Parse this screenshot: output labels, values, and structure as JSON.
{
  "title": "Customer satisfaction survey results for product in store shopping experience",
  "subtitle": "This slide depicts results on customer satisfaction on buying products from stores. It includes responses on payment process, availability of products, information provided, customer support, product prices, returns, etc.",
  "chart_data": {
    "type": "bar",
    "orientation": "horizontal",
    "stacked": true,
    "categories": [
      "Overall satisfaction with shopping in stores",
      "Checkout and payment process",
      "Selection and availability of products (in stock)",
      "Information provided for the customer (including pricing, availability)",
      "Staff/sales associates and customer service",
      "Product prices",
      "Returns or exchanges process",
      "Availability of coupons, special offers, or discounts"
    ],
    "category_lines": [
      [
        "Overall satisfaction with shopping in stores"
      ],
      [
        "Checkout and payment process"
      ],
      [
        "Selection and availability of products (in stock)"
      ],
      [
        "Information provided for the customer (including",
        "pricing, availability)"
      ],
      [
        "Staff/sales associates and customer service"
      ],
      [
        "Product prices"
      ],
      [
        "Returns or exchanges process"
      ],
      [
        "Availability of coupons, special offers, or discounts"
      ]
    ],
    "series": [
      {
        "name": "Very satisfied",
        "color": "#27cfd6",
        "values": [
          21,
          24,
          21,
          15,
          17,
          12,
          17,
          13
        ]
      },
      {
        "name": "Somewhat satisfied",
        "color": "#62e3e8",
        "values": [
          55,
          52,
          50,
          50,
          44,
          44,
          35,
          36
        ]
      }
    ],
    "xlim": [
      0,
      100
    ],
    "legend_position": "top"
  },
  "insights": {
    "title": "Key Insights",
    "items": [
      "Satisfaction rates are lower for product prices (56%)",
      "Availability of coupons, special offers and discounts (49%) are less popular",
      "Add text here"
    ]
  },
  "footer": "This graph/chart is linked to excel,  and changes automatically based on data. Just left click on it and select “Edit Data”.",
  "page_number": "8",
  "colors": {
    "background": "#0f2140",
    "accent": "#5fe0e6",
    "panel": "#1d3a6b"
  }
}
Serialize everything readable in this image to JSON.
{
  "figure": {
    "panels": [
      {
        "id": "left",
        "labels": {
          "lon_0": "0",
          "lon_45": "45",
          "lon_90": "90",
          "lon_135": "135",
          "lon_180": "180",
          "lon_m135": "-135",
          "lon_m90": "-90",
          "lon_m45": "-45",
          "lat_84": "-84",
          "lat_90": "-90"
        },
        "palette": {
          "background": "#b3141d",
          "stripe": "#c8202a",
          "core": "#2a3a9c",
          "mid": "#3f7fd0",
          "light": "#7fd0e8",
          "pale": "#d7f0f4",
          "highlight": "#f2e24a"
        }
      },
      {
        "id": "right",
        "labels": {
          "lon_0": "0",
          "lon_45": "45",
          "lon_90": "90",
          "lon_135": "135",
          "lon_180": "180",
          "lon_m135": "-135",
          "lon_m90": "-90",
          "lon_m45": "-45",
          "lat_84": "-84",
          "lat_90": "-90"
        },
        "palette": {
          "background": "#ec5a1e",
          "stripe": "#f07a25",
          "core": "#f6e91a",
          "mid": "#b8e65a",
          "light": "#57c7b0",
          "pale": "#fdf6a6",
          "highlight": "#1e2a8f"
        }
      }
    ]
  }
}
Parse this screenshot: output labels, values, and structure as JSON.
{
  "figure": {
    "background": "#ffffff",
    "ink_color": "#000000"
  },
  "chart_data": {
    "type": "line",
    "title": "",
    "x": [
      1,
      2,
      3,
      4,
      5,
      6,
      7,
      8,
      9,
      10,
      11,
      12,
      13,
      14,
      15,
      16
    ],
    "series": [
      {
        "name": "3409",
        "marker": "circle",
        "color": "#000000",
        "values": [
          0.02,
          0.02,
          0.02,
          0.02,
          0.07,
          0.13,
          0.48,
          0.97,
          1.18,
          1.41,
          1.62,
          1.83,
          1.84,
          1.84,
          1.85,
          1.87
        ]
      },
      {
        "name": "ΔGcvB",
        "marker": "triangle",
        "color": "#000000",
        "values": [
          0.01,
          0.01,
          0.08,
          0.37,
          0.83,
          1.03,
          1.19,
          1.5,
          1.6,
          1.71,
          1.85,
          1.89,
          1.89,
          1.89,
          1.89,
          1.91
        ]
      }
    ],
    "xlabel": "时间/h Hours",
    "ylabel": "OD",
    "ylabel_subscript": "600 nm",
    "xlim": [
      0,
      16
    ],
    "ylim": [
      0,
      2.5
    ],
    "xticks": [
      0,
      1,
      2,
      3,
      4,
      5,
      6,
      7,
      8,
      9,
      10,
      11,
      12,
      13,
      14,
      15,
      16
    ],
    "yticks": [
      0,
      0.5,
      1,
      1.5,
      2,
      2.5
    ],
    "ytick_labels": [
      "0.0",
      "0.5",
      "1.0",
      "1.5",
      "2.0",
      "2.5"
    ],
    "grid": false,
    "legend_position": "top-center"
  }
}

* Directions for this task *
Please reproduce all of the entries exactly as they stand.

* Output *
Parse this screenshot: output labels, values, and structure as JSON.
{
  "title": "Customer satisfaction survey results for product in store shopping experience",
  "subtitle": "This slide depicts results on customer satisfaction on buying products from stores. It includes responses on payment process, availability of products, information provided, customer support, product prices, returns, etc.",
  "chart_data": {
    "type": "bar",
    "orientation": "horizontal",
    "stacked": true,
    "categories": [
      "Overall satisfaction with shopping in stores",
      "Checkout and payment process",
      "Selection and availability of products (in stock)",
      "Information provided for the customer (including pricing, availability)",
      "Staff/sales associates and customer service",
      "Product prices",
      "Returns or exchanges process",
      "Availability of coupons, special offers, or discounts"
    ],
    "category_lines": [
      [
        "Overall satisfaction with shopping in stores"
      ],
      [
        "Checkout and payment process"
      ],
      [
        "Selection and availability of products (in stock)"
      ],
      [
        "Information provided for the customer (including",
        "pricing, availability)"
      ],
      [
        "Staff/sales associates and customer service"
      ],
      [
        "Product prices"
      ],
      [
        "Returns or exchanges process"
      ],
      [
        "Availability of coupons, special offers, or discounts"
      ]
    ],
    "series": [
      {
        "name": "Very satisfied",
        "color": "#27cfd6",
        "values": [
          21,
          24,
          21,
          15,
          17,
          12,
          17,
          13
        ]
      },
      {
        "name": "Somewhat satisfied",
        "color": "#62e3e8",
        "values": [
          55,
          52,
          50,
          50,
          44,
          44,
          35,
          36
        ]
      }
    ],
    "xlim": [
      0,
      100
    ],
    "legend_position": "top"
  },
  "insights": {
    "title": "Key Insights",
    "items": [
      "Satisfaction rates are lower for product prices (56%)",
      "Availability of coupons, special offers and discounts (49%) are less popular",
      "Add text here"
    ]
  },
  "footer": "This graph/chart is linked to excel,  and changes automatically based on data. Just left click on it and select “Edit Data”.",
  "page_number": "8",
  "colors": {
    "background": "#0f2140",
    "accent": "#5fe0e6",
    "panel": "#1d3a6b"
  }
}
Serialize everything readable in this image to JSON.
{
  "figure": {
    "panels": [
      {
        "id": "left",
        "labels": {
          "lon_0": "0",
          "lon_45": "45",
          "lon_90": "90",
          "lon_135": "135",
          "lon_180": "180",
          "lon_m135": "-135",
          "lon_m90": "-90",
          "lon_m45": "-45",
          "lat_84": "-84",
          "lat_90": "-90"
        },
        "palette": {
          "background": "#b3141d",
          "stripe": "#c8202a",
          "core": "#2a3a9c",
          "mid": "#3f7fd0",
          "light": "#7fd0e8",
          "pale": "#d7f0f4",
          "highlight": "#f2e24a"
        }
      },
      {
        "id": "right",
        "labels": {
          "lon_0": "0",
          "lon_45": "45",
          "lon_90": "90",
          "lon_135": "135",
          "lon_180": "180",
          "lon_m135": "-135",
          "lon_m90": "-90",
          "lon_m45": "-45",
          "lat_84": "-84",
          "lat_90": "-90"
        },
        "palette": {
          "background": "#ec5a1e",
          "stripe": "#f07a25",
          "core": "#f6e91a",
          "mid": "#b8e65a",
          "light": "#57c7b0",
          "pale": "#fdf6a6",
          "highlight": "#1e2a8f"
        }
      }
    ]
  }
}
Parse this screenshot: output labels, values, and structure as JSON.
{
  "figure": {
    "background": "#ffffff",
    "ink_color": "#000000"
  },
  "chart_data": {
    "type": "line",
    "title": "",
    "x": [
      1,
      2,
      3,
      4,
      5,
      6,
      7,
      8,
      9,
      10,
      11,
      12,
      13,
      14,
      15,
      16
    ],
    "series": [
      {
        "name": "3409",
        "marker": "circle",
        "color": "#000000",
        "values": [
          0.02,
          0.02,
          0.02,
          0.02,
          0.07,
          0.13,
          0.48,
          0.97,
          1.18,
          1.41,
          1.62,
          1.83,
          1.84,
          1.84,
          1.85,
          1.87
        ]
      },
      {
        "name": "ΔGcvB",
        "marker": "triangle",
        "color": "#000000",
        "values": [
          0.01,
          0.01,
          0.08,
          0.37,
          0.83,
          1.03,
          1.19,
          1.5,
          1.6,
          1.71,
          1.85,
          1.89,
          1.89,
          1.89,
          1.89,
          1.91
        ]
      }
    ],
    "xlabel": "时间/h Hours",
    "ylabel": "OD",
    "ylabel_subscript": "600 nm",
    "xlim": [
      0,
      16
    ],
    "ylim": [
      0,
      2.5
    ],
    "xticks": [
      0,
      1,
      2,
      3,
      4,
      5,
      6,
      7,
      8,
      9,
      10,
      11,
      12,
      13,
      14,
      15,
      16
    ],
    "yticks": [
      0,
      0.5,
      1,
      1.5,
      2,
      2.5
    ],
    "ytick_labels": [
      "0.0",
      "0.5",
      "1.0",
      "1.5",
      "2.0",
      "2.5"
    ],
    "grid": false,
    "legend_position": "top-center"
  }
}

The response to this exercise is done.